> _Stated problem a_:
Please echo the records from their first line through the line containing "pc-projection-plot: PC1 65%", with both ends included.

You know what else is just over a thousand degrees? The point where iron gets yellow-hot if we're using a colour spectrum or white hot if we're just talking about red hot vs white hot. Fireball puts enough heat into low melting point metals to melt them - why doesn't it turn swords and armour white hot? And in the process do interesting things to any sort of tempering or hardening. 

What else is something that's about a thousand degrees? A low end but functional crematorium. A thousand degrees transferred into a body will do truly horrible things to it, killing it. This makes Indiana-Jones-surviving-a-nuke-in-a-fridge feel a paragon of realism.

So what's going on with fireball? Should it be melting the flesh off peoples' bones and leaving them as charred bodies? Is it some sort of concealed "Heat Metal" spell and if so why doesn't it affect iron? Do metals in D&D just have different properties to the real world and in which case why isn't this mentioned elsewhere? All this because some hack decided to add in a throwaway line they thought would be thematic without bothering to think of the wider implications and the editors didn't stop. 3.5 confuses better fluff and worldbuilding with more fluff and worldbuilding - and by doing so it manages to undermine anyone else wanting to rebuild unless they go through line by line rather than just change fundamental assumptions.


----------



## Quickleaf (Oct 23, 2022)

Composer99 said:


> Personally, I'm all for trimming down spell descriptions as long as you can convey the same amount of information, or if any information is lost, it's stuff you don't mind losing.
> 
> I'm not quite convinced the proposed definition of knock in the OP is quite up to snuff, especially since it does actually reduce the spell's effectiveness (you can no longer end any securement or fastening other than locks with the spell). Personally, I'd also rather that categories of sound be defined separately in the rules so that you can say in spell descriptions that the spell "creates a loud sound" and everyone knows or can easily know what that means without the DM having to make it up on the spot - which also reduces the spell wordcount.
> 
> ...



I really like your writeup. I think it preserves more of the original than my attempt, but still cuts down on the density. I'm curious @Celebrim how Composer's rewrite feels to you? I


----------



## Celebrim (Oct 23, 2022)

Quickleaf said:


> I really like your writeup. I think it preserves more of the original than my attempt, but still cuts down on the density. I'm curious @Celebrim how Composer's rewrite feels to you? I




It's getting there.

I now want to know if I can Knock someone's belt to make their pants fall down (or at the very least force them to forgo the bonus of a belt of health).   Similarly for any such targeting of things on a person which might inconvenience them.   And is it the intention of the spell that they get no saving throw for such uses?

> _Stated problem b_:
Carry on the forum thread about D&D spell wording from the point where it stops.

> _Data listing_:
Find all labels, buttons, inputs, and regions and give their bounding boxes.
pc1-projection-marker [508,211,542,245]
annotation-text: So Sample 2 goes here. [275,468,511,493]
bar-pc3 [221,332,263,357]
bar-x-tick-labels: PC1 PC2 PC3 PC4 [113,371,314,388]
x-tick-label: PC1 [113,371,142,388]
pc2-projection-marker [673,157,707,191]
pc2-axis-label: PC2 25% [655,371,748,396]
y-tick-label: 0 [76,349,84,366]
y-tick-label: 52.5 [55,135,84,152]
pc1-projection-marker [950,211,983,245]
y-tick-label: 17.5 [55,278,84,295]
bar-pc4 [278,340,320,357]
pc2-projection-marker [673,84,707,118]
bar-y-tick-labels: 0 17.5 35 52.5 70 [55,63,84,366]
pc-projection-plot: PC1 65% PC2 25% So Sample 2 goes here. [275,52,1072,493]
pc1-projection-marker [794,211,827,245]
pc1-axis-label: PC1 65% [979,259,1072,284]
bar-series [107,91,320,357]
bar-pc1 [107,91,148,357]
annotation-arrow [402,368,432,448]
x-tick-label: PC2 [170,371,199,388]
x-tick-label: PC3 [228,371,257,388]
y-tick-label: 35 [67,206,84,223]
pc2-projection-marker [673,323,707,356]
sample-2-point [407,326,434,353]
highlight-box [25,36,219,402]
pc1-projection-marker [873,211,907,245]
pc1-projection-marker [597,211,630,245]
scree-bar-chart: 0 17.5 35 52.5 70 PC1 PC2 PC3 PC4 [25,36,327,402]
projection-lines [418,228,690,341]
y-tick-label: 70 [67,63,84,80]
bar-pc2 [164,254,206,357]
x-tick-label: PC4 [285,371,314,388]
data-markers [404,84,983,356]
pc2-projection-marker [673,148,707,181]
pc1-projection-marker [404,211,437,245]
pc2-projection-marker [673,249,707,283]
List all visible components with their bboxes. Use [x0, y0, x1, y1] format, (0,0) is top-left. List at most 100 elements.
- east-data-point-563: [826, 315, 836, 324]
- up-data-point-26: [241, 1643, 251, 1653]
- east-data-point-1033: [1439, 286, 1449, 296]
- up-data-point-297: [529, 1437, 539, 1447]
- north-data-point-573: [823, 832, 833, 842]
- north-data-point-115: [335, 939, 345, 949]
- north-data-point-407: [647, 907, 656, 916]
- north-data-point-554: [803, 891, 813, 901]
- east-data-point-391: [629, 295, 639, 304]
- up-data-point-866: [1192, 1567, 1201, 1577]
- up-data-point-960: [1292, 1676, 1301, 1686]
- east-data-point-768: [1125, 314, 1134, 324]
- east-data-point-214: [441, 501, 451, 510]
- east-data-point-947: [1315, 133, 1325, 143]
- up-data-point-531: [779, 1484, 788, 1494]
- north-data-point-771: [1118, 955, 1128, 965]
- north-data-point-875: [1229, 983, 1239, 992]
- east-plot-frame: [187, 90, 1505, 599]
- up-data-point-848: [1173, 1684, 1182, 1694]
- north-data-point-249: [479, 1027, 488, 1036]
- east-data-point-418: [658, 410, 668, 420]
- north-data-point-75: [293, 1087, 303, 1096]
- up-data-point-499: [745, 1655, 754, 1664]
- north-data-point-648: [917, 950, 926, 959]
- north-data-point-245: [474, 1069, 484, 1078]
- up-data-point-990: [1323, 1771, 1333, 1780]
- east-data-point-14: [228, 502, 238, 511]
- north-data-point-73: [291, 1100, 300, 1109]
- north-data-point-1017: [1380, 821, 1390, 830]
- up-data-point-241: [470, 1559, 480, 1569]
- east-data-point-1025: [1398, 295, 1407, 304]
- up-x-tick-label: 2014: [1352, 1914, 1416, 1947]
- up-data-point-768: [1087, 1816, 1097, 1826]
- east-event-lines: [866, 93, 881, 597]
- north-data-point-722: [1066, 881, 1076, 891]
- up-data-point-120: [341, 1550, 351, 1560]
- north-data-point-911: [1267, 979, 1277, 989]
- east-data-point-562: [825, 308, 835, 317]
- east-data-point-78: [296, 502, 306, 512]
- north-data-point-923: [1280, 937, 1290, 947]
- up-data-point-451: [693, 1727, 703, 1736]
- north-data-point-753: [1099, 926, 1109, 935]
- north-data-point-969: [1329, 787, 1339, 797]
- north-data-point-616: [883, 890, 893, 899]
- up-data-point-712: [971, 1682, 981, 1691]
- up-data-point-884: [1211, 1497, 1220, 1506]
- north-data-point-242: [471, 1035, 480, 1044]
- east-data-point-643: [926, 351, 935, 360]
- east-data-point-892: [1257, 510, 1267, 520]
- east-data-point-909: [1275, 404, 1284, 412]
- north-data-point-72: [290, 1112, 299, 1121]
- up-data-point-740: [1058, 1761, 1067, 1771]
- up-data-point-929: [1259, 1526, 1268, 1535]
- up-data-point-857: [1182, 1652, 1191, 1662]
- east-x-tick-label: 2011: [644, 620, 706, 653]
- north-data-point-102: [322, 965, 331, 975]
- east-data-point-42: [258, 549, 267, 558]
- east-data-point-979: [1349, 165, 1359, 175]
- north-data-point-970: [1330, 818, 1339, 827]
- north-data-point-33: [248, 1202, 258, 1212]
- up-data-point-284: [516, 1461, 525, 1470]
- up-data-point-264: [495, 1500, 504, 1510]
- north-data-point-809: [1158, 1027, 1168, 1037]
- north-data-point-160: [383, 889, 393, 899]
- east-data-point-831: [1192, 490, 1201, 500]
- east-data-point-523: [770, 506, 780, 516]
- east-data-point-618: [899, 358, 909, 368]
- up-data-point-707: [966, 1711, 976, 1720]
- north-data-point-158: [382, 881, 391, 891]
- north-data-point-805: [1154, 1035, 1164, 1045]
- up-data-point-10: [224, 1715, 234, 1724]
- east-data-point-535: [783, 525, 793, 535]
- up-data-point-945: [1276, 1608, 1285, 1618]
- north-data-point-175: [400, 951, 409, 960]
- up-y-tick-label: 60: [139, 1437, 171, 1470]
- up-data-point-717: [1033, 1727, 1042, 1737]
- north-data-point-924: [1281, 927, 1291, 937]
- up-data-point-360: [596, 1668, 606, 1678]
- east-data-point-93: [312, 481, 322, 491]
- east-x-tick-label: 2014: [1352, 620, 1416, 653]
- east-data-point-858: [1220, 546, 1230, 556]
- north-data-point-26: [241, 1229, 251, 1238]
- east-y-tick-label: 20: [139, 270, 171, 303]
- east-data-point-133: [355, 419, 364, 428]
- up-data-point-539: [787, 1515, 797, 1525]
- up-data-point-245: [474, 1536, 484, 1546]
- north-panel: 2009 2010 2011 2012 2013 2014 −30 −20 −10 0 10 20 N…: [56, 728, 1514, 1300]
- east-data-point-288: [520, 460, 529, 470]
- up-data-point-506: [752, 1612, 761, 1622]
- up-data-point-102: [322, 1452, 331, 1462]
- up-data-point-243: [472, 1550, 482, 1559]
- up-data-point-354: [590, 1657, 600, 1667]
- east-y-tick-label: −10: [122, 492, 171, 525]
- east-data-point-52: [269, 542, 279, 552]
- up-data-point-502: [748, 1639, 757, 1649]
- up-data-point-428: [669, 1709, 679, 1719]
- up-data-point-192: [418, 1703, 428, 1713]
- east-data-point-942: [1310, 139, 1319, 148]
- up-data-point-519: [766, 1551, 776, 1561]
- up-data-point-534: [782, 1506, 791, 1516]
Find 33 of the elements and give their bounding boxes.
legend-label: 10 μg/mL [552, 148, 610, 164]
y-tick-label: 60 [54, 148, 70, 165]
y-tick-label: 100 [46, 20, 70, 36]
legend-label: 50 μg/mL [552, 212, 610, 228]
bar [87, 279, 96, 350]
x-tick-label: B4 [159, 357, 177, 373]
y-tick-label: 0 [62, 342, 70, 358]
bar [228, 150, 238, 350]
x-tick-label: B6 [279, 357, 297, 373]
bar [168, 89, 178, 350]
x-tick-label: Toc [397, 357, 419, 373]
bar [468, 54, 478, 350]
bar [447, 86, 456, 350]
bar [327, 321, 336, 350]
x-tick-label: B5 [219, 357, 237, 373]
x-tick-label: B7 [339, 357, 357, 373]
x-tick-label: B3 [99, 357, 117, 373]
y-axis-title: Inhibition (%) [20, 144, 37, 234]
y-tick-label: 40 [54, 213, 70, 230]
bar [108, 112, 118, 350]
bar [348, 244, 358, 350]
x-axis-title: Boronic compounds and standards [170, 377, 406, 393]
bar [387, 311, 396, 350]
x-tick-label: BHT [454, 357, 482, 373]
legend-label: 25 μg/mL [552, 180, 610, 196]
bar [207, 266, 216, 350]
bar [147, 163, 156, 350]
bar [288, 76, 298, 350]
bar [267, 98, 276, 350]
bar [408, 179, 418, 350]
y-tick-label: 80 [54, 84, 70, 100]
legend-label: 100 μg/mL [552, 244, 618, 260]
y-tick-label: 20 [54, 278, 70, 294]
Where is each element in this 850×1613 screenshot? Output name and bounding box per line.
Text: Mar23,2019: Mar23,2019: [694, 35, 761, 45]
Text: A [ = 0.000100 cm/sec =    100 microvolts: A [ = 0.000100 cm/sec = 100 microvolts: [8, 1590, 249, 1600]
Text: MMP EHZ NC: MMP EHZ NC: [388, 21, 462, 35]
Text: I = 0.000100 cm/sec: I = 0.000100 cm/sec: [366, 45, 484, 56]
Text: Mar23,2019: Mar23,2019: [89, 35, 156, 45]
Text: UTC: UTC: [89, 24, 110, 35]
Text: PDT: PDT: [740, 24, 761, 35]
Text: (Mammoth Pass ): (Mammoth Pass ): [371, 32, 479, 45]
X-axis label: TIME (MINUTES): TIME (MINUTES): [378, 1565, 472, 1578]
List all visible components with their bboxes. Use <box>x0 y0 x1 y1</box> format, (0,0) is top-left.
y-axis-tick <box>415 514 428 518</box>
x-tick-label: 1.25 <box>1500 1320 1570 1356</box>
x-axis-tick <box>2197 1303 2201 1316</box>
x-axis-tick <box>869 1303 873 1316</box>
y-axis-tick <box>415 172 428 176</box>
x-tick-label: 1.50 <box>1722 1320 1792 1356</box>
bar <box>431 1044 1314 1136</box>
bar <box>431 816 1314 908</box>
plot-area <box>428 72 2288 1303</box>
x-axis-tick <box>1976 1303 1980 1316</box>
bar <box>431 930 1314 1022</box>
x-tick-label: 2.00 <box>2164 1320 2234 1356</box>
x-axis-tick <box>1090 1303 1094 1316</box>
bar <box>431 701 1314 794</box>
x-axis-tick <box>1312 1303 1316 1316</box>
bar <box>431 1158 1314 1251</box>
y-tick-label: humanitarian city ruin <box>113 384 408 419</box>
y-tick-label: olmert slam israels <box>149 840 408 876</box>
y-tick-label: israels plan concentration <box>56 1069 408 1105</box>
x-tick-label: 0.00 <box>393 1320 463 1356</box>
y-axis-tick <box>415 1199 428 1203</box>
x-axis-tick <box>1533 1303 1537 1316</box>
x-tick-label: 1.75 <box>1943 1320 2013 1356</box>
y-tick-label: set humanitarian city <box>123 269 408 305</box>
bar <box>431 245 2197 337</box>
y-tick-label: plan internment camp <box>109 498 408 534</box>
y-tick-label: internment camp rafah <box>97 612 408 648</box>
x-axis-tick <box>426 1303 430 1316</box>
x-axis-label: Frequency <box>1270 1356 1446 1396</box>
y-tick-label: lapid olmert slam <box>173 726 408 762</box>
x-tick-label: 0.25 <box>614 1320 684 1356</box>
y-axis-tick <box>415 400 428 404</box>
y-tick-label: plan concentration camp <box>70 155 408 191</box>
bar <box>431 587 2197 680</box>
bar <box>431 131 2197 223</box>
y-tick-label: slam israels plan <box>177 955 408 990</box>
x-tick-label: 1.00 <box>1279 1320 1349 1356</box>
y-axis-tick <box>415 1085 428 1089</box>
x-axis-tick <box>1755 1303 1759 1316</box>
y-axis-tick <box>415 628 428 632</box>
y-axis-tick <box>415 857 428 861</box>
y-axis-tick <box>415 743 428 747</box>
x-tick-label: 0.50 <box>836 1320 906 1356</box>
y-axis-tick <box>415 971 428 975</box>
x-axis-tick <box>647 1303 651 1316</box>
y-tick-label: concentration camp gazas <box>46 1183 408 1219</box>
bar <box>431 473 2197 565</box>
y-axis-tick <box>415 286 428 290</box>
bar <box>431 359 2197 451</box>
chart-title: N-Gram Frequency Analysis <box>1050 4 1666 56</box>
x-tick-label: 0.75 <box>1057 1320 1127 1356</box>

> _Reply a_:
Find all labels, buttons, inputs, and regions and give their bounding boxes.
pc1-projection-marker [508,211,542,245]
annotation-text: So Sample 2 goes here. [275,468,511,493]
bar-pc3 [221,332,263,357]
bar-x-tick-labels: PC1 PC2 PC3 PC4 [113,371,314,388]
x-tick-label: PC1 [113,371,142,388]
pc2-projection-marker [673,157,707,191]
pc2-axis-label: PC2 25% [655,371,748,396]
y-tick-label: 0 [76,349,84,366]
y-tick-label: 52.5 [55,135,84,152]
pc1-projection-marker [950,211,983,245]
y-tick-label: 17.5 [55,278,84,295]
bar-pc4 [278,340,320,357]
pc2-projection-marker [673,84,707,118]
bar-y-tick-labels: 0 17.5 35 52.5 70 [55,63,84,366]
pc-projection-plot: PC1 65% PC2 25% So Sample 2 goes here. [275,52,1072,493]

> _Reply b_:
----------



## Storyteller Hero (Oct 23, 2022)

In each of my books of magic spells on DMsGuild, I always make sure to have a section with 1-sentence summaries of all the spells in the book, so no matter how wordy I make a spell, it won't be too much of a strain for readers to sift through the spells or get the basic ideas of what they do.

Being free to add as much as I want to a spell, or as much as I feel it needs, gives me creative freedom as a designer. The summaries I make provide relief from the dryness of dense text reading as well as save time for the reader. I feel that this approach might be the more efficient way to meet the needs on "both sides of the page".

Here are links to my works, if anyone is curious:

The Grim: Spells of Necromancy

The Prestige: Spells of Illusion

The Blast: Spells of Evocation

The Artificer (Revised) (contains a section with new spells) -- this one is PWYW

D&D Magic Spell Cheat Sheets -- this one contains 1-sentence summaries for the official published spells


----------



## Incenjucar (Oct 23, 2022)

Neonchameleon said:


> Meanwhile I absolutely _despise_ the 3.5E style and find it a blight on gaming. Partly because it utterly slows down the act at the table and partly because of how it destroys any physical realism involved in the setting and turns it into just fiat physics that is unconnected to the real world.
> 
> I think that we can agree that the 4e and the 3.5 fireball descriptions are roughly equivalent to  up to the end of the first paragraph of 3.5 and the major difference in content is the two paragraphs beyond that. If we go by up to the end of the first paragraph and you want to change squares to feet I honestly don't care. But fireball is the textbook example of why I want to see this form of spell writing disappear.
> 
> ...



 It basically uses cartoon and bad movie logic, like being able to hop on rocks in volcanoes safely across flowing magma pools.


----------



## Bill Zebub (Oct 24, 2022)

Neonchameleon said:


> Meanwhile I absolutely _despise_ the 3.5E style and find it a blight on gaming. Partly because it utterly slows down the act at the table and partly because of how it destroys any physical realism involved in the setting and turns it into just fiat physics that is unconnected to the real world.
> 
> I think that we can agree that the 4e and the 3.5 fireball descriptions are roughly equivalent to  up to the end of the first paragraph of 3.5 and the major difference in content is the two paragraphs beyond that. If we go by up to the end of the first paragraph and you want to change squares to feet I honestly don't care. But fireball is the textbook example of why I want to see this form of spell writing disappear.
> 
> ...




For fireballs to nearly instantaneously melt gold/silver/copper, they are either a _lot_ hotter than 1,000 degrees F. or normal rules of physics don't apply.

I ignore that part of the spell.  It makes no sense.


----------



## DEFCON 1 (Oct 24, 2022)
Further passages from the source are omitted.